Problem to work on
Work out how many lines hold the string "Jeſus". Give that number and nothing more.

* * * * * * *

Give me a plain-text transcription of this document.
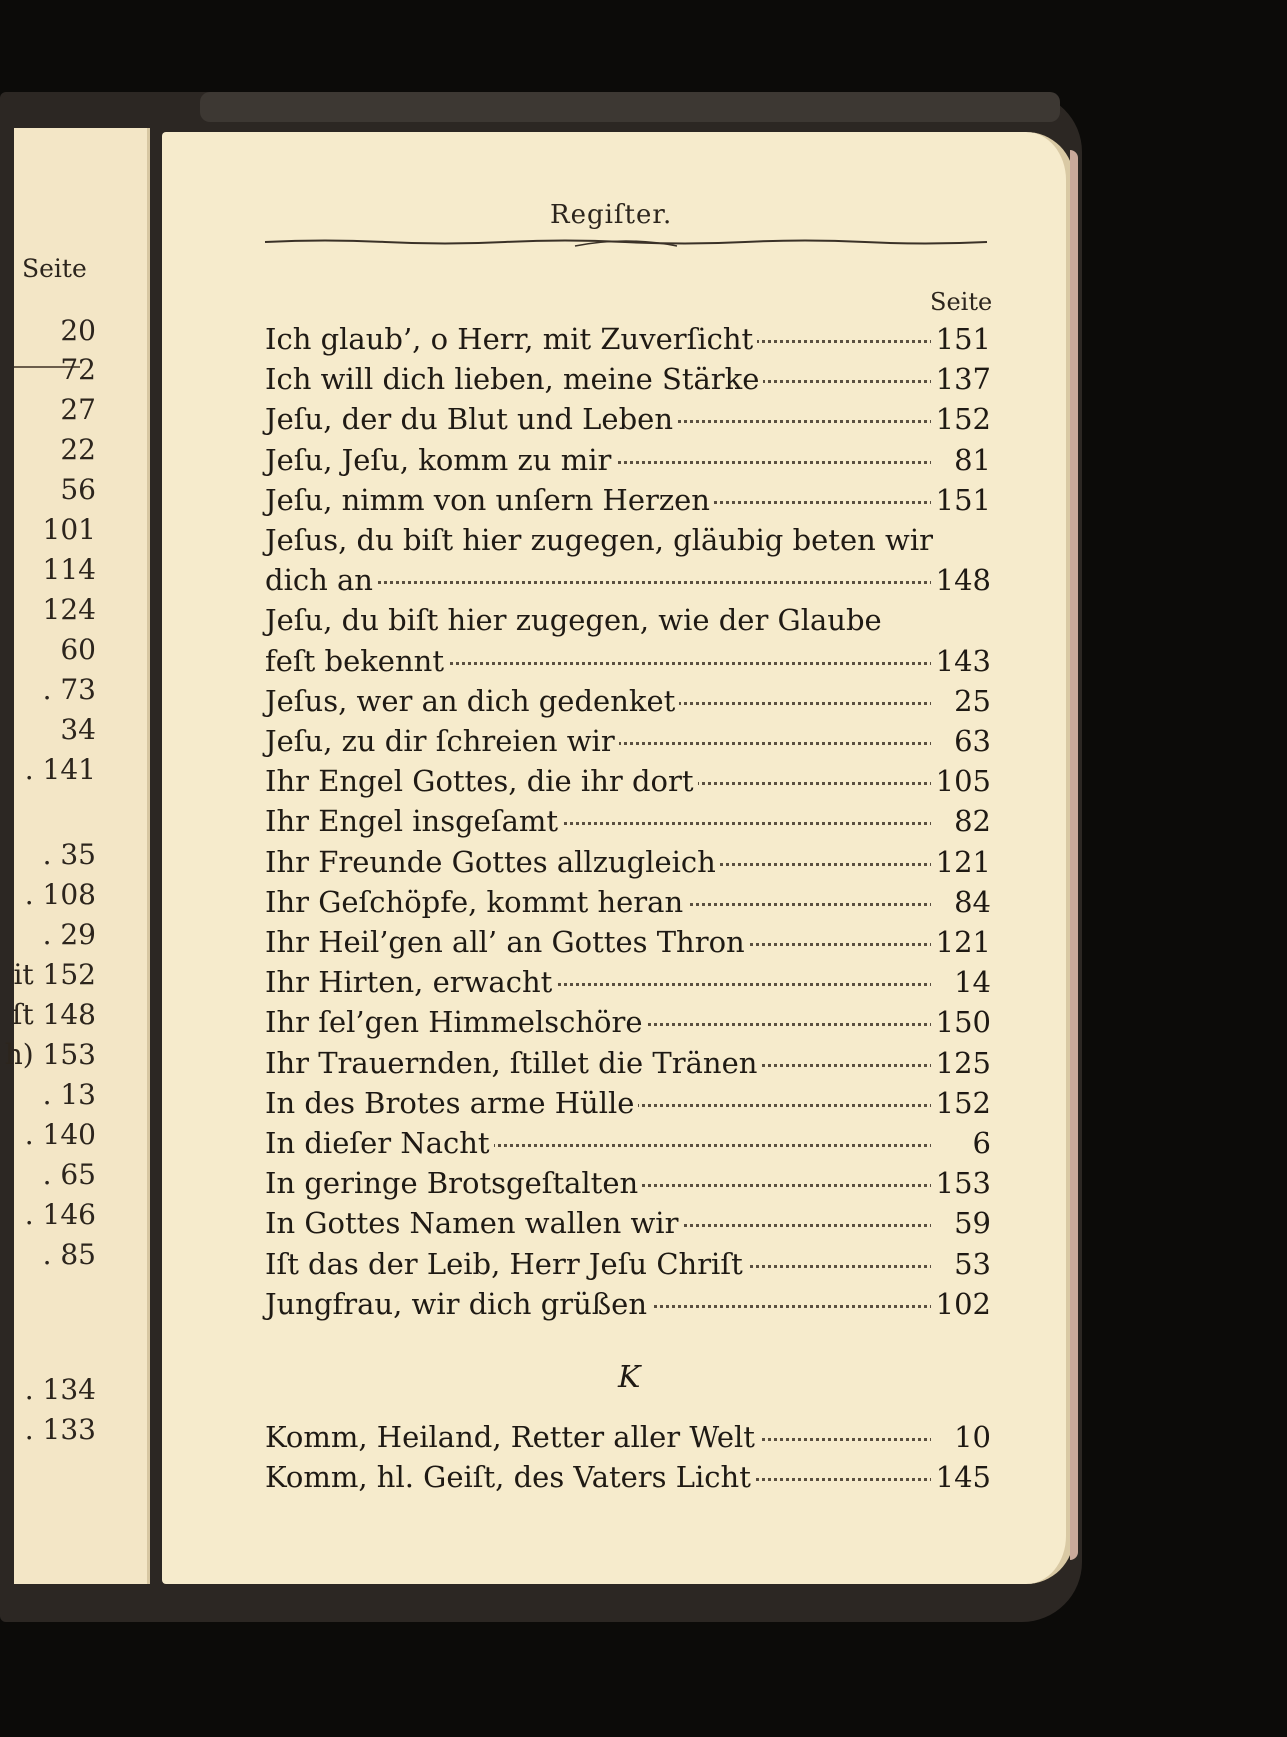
Seite
20
72
27
22
56
101
114
124
60
. 73
34
. 141
. 35
. 108
. 29
it 152
ſt 148
h) 153
. 13
. 140
. 65
. 146
. 85
. 134
. 133
Regiſter.
Seite
Ich glaub’, o Herr, mit Zuverſicht	151
Ich will dich lieben, meine Stärke	137
Jeſu, der du Blut und Leben	152
Jeſu, Jeſu, komm zu mir	81
Jeſu, nimm von unſern Herzen	151
Jeſus, du biſt hier zugegen, gläubig beten wir
dich an	148
Jeſu, du biſt hier zugegen, wie der Glaube
feſt bekennt	143
Jeſus, wer an dich gedenket	25
Jeſu, zu dir ſchreien wir	63
Ihr Engel Gottes, die ihr dort	105
Ihr Engel insgeſamt	82
Ihr Freunde Gottes allzugleich	121
Ihr Geſchöpfe, kommt heran	84
Ihr Heil’gen all’ an Gottes Thron	121
Ihr Hirten, erwacht	14
Ihr ſel’gen Himmelschöre	150
Ihr Trauernden, ſtillet die Tränen	125
In des Brotes arme Hülle	152
In dieſer Nacht	6
In geringe Brotsgeſtalten	153
In Gottes Namen wallen wir	59
Iſt das der Leib, Herr Jeſu Chriſt	53
Jungfrau, wir dich grüßen	102
K
Komm, Heiland, Retter aller Welt	10
Komm, hl. Geiſt, des Vaters Licht	145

* * * * * * *

Output for this exercise
2